_What is required:_
Each line below must be set down exactly; omit any image you find.

------------------------------------------------------------------------

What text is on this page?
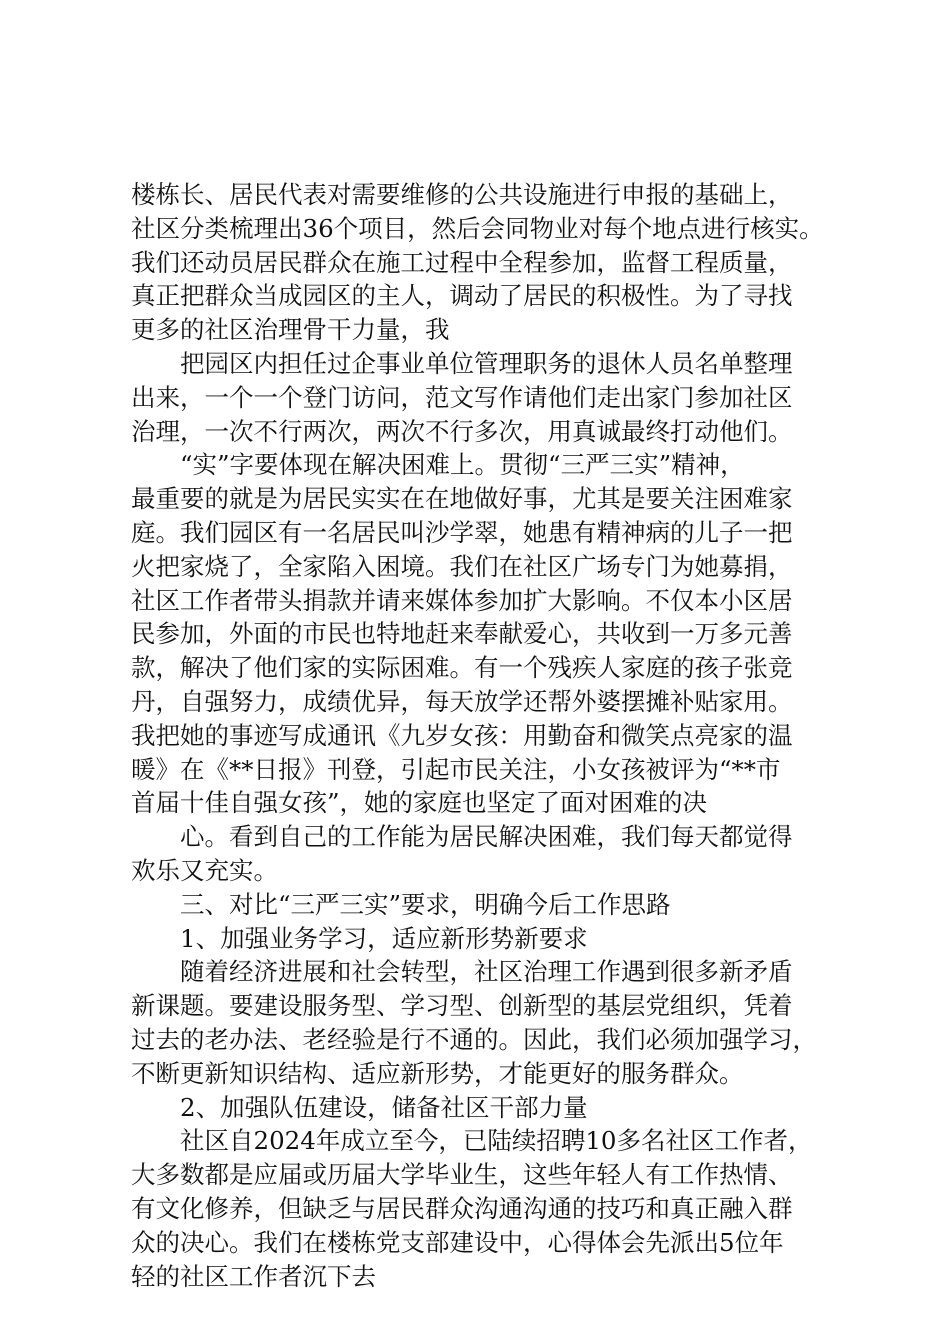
楼栋长、居民代表对需要维修的公共设施进行申报的基础上，
社区分类梳理出36个项目，然后会同物业对每个地点进行核实。
我们还动员居民群众在施工过程中全程参加，监督工程质量，
真正把群众当成园区的主人，调动了居民的积极性。为了寻找
更多的社区治理骨干力量，我
把园区内担任过企事业单位管理职务的退休人员名单整理
出来，一个一个登门访问，范文写作请他们走出家门参加社区
治理，一次不行两次，两次不行多次，用真诚最终打动他们。
“实”字要体现在解决困难上。贯彻“三严三实”精神，
最重要的就是为居民实实在在地做好事，尤其是要关注困难家
庭。我们园区有一名居民叫沙学翠，她患有精神病的儿子一把
火把家烧了，全家陷入困境。我们在社区广场专门为她募捐，
社区工作者带头捐款并请来媒体参加扩大影响。不仅本小区居
民参加，外面的市民也特地赶来奉献爱心，共收到一万多元善
款，解决了他们家的实际困难。有一个残疾人家庭的孩子张竞
丹，自强努力，成绩优异，每天放学还帮外婆摆摊补贴家用。
我把她的事迹写成通讯《九岁女孩：用勤奋和微笑点亮家的温
暖》在《**日报》刊登，引起市民关注，小女孩被评为“**市
首届十佳自强女孩”，她的家庭也坚定了面对困难的决
心。看到自己的工作能为居民解决困难，我们每天都觉得
欢乐又充实。
三、对比“三严三实”要求，明确今后工作思路
1、加强业务学习，适应新形势新要求
随着经济进展和社会转型，社区治理工作遇到很多新矛盾
新课题。要建设服务型、学习型、创新型的基层党组织，凭着
过去的老办法、老经验是行不通的。因此，我们必须加强学习，
不断更新知识结构、适应新形势，才能更好的服务群众。
2、加强队伍建设，储备社区干部力量
社区自2024年成立至今，已陆续招聘10多名社区工作者，
大多数都是应届或历届大学毕业生，这些年轻人有工作热情、
有文化修养，但缺乏与居民群众沟通沟通的技巧和真正融入群
众的决心。我们在楼栋党支部建设中，心得体会先派出5位年
轻的社区工作者沉下去
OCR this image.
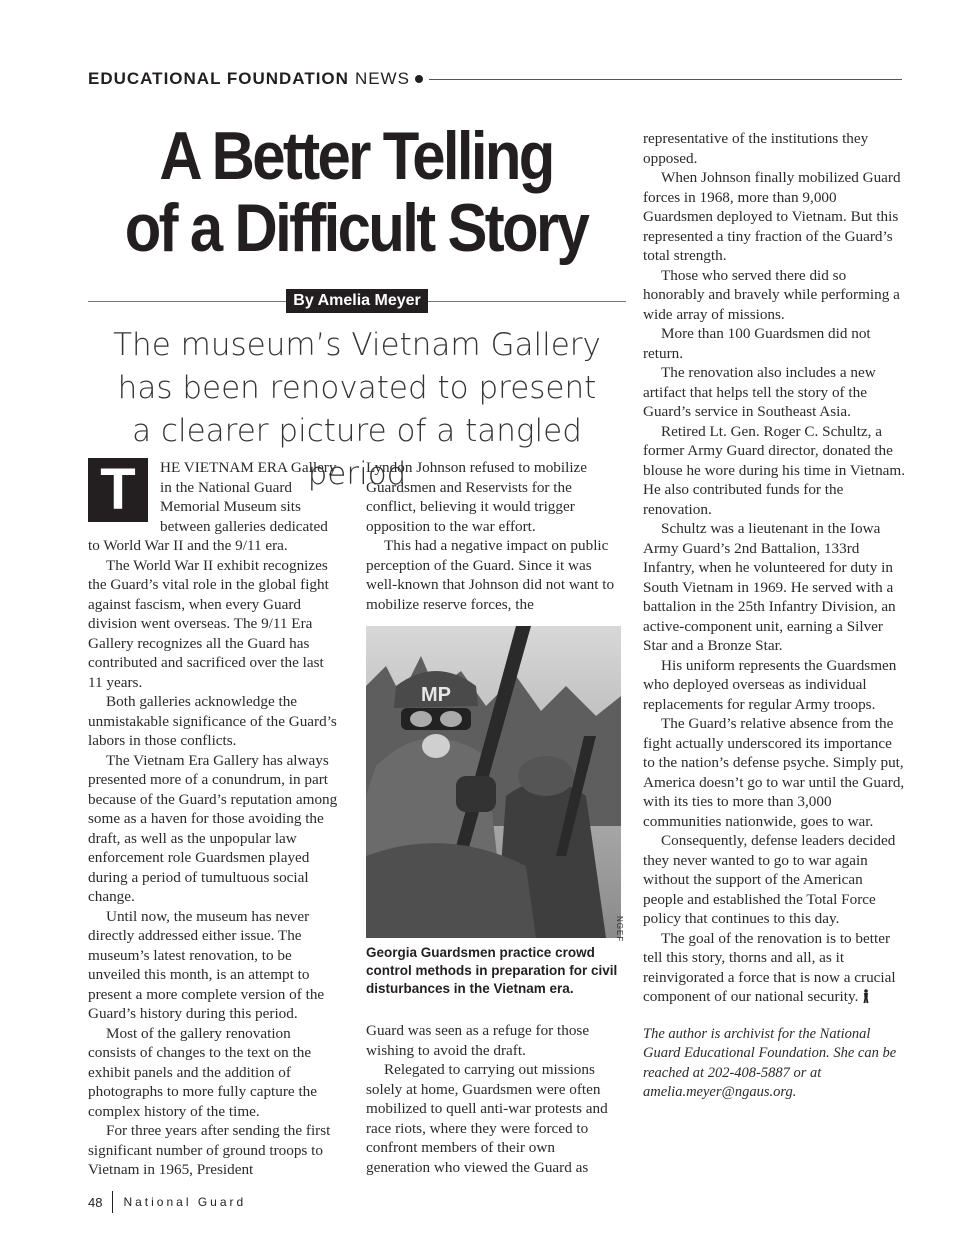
EDUCATIONAL FOUNDATION NEWS
A Better Telling
of a Difficult Story
By Amelia Meyer
The museum’s Vietnam Gallery
has been renovated to present
a clearer picture of a tangled period
T	HE VIETNAM ERA Gallery in the National Guard Memorial Museum sits between galleries dedicated to World War II and the 9/11 era.

The World War II exhibit recognizes the Guard’s vital role in the global fight against fascism, when every Guard division went overseas. The 9/11 Era Gallery recognizes all the Guard has contributed and sacrificed over the last 11 years.

Both galleries acknowledge the unmistakable significance of the Guard’s labors in those conflicts.

The Vietnam Era Gallery has always presented more of a conundrum, in part because of the Guard’s reputation among some as a haven for those avoiding the draft, as well as the unpopular law enforcement role Guardsmen played during a period of tumultuous social change.

Until now, the museum has never directly addressed either issue. The museum’s latest renovation, to be unveiled this month, is an attempt to present a more complete version of the Guard’s history during this period.

Most of the gallery renovation consists of changes to the text on the exhibit panels and the addition of photographs to more fully capture the complex history of the time.

For three years after sending the first significant number of ground troops to Vietnam in 1965, President

Lyndon Johnson refused to mobilize Guardsmen and Reservists for the conflict, believing it would trigger opposition to the war effort.

This had a negative impact on public perception of the Guard. Since it was well-known that Johnson did not want to mobilize reserve forces, the

MP
NGEF
Georgia Guardsmen practice crowd control methods in preparation for civil disturbances in the Vietnam era.

Guard was seen as a refuge for those wishing to avoid the draft.

Relegated to carrying out missions solely at home, Guardsmen were often mobilized to quell anti-war protests and race riots, where they were forced to confront members of their own generation who viewed the Guard as

representative of the institutions they opposed.

When Johnson finally mobilized Guard forces in 1968, more than 9,000 Guardsmen deployed to Vietnam. But this represented a tiny fraction of the Guard’s total strength.

Those who served there did so honorably and bravely while performing a wide array of missions.

More than 100 Guardsmen did not return.

The renovation also includes a new artifact that helps tell the story of the Guard’s service in Southeast Asia.

Retired Lt. Gen. Roger C. Schultz, a former Army Guard director, donated the blouse he wore during his time in Vietnam. He also contributed funds for the renovation.

Schultz was a lieutenant in the Iowa Army Guard’s 2nd Battalion, 133rd Infantry, when he volunteered for duty in South Vietnam in 1969. He served with a battalion in the 25th Infantry Division, an active-component unit, earning a Silver Star and a Bronze Star.

His uniform represents the Guardsmen who deployed overseas as individual replacements for regular Army troops.

The Guard’s relative absence from the fight actually underscored its importance to the nation’s defense psyche. Simply put, America doesn’t go to war until the Guard, with its ties to more than 3,000 communities nationwide, goes to war.

Consequently, defense leaders decided they never wanted to go to war again without the support of the American people and established the Total Force policy that continues to this day.

The goal of the renovation is to better tell this story, thorns and all, as it reinvigorated a force that is now a crucial component of our national security.

The author is archivist for the National Guard Educational Foundation. She can be reached at 202-408-5887 or at amelia.meyer@ngaus.org.

48 National Guard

------------------------------------------------------------------------

_The solution:_
What text is on this page?
楼栋长、居民代表对需要维修的公共设施进行申报的基础上，
社区分类梳理出36个项目，然后会同物业对每个地点进行核实。
我们还动员居民群众在施工过程中全程参加，监督工程质量，
真正把群众当成园区的主人，调动了居民的积极性。为了寻找
更多的社区治理骨干力量，我
把园区内担任过企事业单位管理职务的退休人员名单整理
出来，一个一个登门访问，范文写作请他们走出家门参加社区
治理，一次不行两次，两次不行多次，用真诚最终打动他们。
“实”字要体现在解决困难上。贯彻“三严三实”精神，
最重要的就是为居民实实在在地做好事，尤其是要关注困难家
庭。我们园区有一名居民叫沙学翠，她患有精神病的儿子一把
火把家烧了，全家陷入困境。我们在社区广场专门为她募捐，
社区工作者带头捐款并请来媒体参加扩大影响。不仅本小区居
民参加，外面的市民也特地赶来奉献爱心，共收到一万多元善
款，解决了他们家的实际困难。有一个残疾人家庭的孩子张竞
丹，自强努力，成绩优异，每天放学还帮外婆摆摊补贴家用。
我把她的事迹写成通讯《九岁女孩：用勤奋和微笑点亮家的温
暖》在《**日报》刊登，引起市民关注，小女孩被评为“**市
首届十佳自强女孩”，她的家庭也坚定了面对困难的决
心。看到自己的工作能为居民解决困难，我们每天都觉得
欢乐又充实。
三、对比“三严三实”要求，明确今后工作思路
1、加强业务学习，适应新形势新要求
随着经济进展和社会转型，社区治理工作遇到很多新矛盾
新课题。要建设服务型、学习型、创新型的基层党组织，凭着
过去的老办法、老经验是行不通的。因此，我们必须加强学习，
不断更新知识结构、适应新形势，才能更好的服务群众。
2、加强队伍建设，储备社区干部力量
社区自2024年成立至今，已陆续招聘10多名社区工作者，
大多数都是应届或历届大学毕业生，这些年轻人有工作热情、
有文化修养，但缺乏与居民群众沟通沟通的技巧和真正融入群
众的决心。我们在楼栋党支部建设中，心得体会先派出5位年
轻的社区工作者沉下去
OCR this image.
EDUCATIONAL FOUNDATION NEWS
A Better Telling
of a Difficult Story
By Amelia Meyer
The museum’s Vietnam Gallery
has been renovated to present
a clearer picture of a tangled period
T	HE VIETNAM ERA Gallery in the National Guard Memorial Museum sits between galleries dedicated to World War II and the 9/11 era.

The World War II exhibit recognizes the Guard’s vital role in the global fight against fascism, when every Guard division went overseas. The 9/11 Era Gallery recognizes all the Guard has contributed and sacrificed over the last 11 years.

Both galleries acknowledge the unmistakable significance of the Guard’s labors in those conflicts.

The Vietnam Era Gallery has always presented more of a conundrum, in part because of the Guard’s reputation among some as a haven for those avoiding the draft, as well as the unpopular law enforcement role Guardsmen played during a period of tumultuous social change.

Until now, the museum has never directly addressed either issue. The museum’s latest renovation, to be unveiled this month, is an attempt to present a more complete version of the Guard’s history during this period.

Most of the gallery renovation consists of changes to the text on the exhibit panels and the addition of photographs to more fully capture the complex history of the time.

For three years after sending the first significant number of ground troops to Vietnam in 1965, President

Lyndon Johnson refused to mobilize Guardsmen and Reservists for the conflict, believing it would trigger opposition to the war effort.

This had a negative impact on public perception of the Guard. Since it was well-known that Johnson did not want to mobilize reserve forces, the

MP
NGEF
Georgia Guardsmen practice crowd control methods in preparation for civil disturbances in the Vietnam era.

Guard was seen as a refuge for those wishing to avoid the draft.

Relegated to carrying out missions solely at home, Guardsmen were often mobilized to quell anti-war protests and race riots, where they were forced to confront members of their own generation who viewed the Guard as

representative of the institutions they opposed.

When Johnson finally mobilized Guard forces in 1968, more than 9,000 Guardsmen deployed to Vietnam. But this represented a tiny fraction of the Guard’s total strength.

Those who served there did so honorably and bravely while performing a wide array of missions.

More than 100 Guardsmen did not return.

The renovation also includes a new artifact that helps tell the story of the Guard’s service in Southeast Asia.

Retired Lt. Gen. Roger C. Schultz, a former Army Guard director, donated the blouse he wore during his time in Vietnam. He also contributed funds for the renovation.

Schultz was a lieutenant in the Iowa Army Guard’s 2nd Battalion, 133rd Infantry, when he volunteered for duty in South Vietnam in 1969. He served with a battalion in the 25th Infantry Division, an active-component unit, earning a Silver Star and a Bronze Star.

His uniform represents the Guardsmen who deployed overseas as individual replacements for regular Army troops.

The Guard’s relative absence from the fight actually underscored its importance to the nation’s defense psyche. Simply put, America doesn’t go to war until the Guard, with its ties to more than 3,000 communities nationwide, goes to war.

Consequently, defense leaders decided they never wanted to go to war again without the support of the American people and established the Total Force policy that continues to this day.

The goal of the renovation is to better tell this story, thorns and all, as it reinvigorated a force that is now a crucial component of our national security.

The author is archivist for the National Guard Educational Foundation. She can be reached at 202-408-5887 or at amelia.meyer@ngaus.org.

48 National Guard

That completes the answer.